Reply with only the number of lines that contain the string "icon".

[Lines of data]
┏━━

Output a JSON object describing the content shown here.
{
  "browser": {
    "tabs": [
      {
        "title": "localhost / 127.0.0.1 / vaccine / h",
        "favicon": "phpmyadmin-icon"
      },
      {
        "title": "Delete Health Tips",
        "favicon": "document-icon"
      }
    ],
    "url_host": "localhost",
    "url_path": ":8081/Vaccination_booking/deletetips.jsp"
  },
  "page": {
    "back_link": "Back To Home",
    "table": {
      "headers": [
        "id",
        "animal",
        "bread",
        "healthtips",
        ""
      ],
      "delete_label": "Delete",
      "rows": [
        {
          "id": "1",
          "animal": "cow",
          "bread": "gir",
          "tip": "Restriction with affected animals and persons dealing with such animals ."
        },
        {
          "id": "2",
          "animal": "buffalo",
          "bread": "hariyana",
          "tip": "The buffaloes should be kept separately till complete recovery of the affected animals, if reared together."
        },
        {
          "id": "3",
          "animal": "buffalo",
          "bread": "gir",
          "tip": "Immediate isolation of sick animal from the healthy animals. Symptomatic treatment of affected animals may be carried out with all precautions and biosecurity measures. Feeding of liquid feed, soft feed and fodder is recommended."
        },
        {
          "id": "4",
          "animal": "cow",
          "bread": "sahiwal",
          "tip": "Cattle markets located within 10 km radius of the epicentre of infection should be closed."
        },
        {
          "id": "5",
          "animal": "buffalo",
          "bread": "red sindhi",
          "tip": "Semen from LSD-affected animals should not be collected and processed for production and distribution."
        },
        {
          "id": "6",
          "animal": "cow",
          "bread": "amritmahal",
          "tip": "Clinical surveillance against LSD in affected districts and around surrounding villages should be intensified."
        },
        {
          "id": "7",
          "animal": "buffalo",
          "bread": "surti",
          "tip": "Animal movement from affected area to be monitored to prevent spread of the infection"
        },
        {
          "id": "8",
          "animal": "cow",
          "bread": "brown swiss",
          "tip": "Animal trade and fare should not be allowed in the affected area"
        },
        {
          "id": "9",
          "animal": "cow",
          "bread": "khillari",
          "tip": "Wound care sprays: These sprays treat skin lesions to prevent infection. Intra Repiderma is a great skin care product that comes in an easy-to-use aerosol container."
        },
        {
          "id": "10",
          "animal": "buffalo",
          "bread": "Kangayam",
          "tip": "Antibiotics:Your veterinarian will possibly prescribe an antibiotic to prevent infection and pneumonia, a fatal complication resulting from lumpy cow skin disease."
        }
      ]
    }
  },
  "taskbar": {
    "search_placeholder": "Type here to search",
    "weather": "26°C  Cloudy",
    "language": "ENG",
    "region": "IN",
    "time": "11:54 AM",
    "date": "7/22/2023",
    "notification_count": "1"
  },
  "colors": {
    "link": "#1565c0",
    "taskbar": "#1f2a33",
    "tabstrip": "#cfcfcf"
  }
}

┗━━

● **Worked answer**
2